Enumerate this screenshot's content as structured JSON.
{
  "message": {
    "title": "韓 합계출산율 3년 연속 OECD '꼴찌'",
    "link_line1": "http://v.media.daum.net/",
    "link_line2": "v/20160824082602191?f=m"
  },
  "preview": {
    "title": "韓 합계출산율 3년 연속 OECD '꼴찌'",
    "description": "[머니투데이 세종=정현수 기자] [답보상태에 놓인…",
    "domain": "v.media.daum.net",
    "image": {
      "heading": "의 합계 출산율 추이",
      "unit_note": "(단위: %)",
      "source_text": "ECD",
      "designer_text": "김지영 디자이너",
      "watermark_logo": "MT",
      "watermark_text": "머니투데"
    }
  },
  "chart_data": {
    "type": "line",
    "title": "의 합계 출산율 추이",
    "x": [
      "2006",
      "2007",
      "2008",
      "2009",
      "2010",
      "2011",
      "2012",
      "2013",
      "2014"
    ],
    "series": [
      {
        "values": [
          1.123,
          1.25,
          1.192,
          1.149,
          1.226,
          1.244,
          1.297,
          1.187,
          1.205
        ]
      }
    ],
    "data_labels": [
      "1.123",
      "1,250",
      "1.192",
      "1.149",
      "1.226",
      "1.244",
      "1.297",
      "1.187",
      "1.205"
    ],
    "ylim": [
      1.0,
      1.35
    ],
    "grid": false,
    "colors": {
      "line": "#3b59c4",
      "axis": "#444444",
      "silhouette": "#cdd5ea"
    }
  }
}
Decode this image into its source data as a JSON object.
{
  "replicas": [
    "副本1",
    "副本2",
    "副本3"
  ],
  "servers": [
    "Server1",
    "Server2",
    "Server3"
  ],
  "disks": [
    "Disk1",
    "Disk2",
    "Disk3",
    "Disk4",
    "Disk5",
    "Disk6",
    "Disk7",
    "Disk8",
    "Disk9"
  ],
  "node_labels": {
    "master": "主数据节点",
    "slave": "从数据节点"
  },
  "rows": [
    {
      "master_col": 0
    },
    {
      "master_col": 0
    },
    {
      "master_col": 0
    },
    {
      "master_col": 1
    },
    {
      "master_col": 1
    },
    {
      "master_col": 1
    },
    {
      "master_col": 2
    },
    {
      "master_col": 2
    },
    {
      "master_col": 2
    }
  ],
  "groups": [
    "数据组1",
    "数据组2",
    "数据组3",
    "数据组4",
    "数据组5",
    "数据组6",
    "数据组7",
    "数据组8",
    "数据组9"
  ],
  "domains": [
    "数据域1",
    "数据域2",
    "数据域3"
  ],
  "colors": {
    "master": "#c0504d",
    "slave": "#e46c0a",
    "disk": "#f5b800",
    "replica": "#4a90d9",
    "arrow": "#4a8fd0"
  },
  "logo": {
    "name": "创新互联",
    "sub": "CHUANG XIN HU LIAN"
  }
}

### [WRITTEN INSTRUCTION]
From the entries above, copy out every line where the string "JSON" appears.

### [SOLUTION TO THIS TASK]
Enumerate this screenshot's content as structured JSON.
Decode this image into its source data as a JSON object.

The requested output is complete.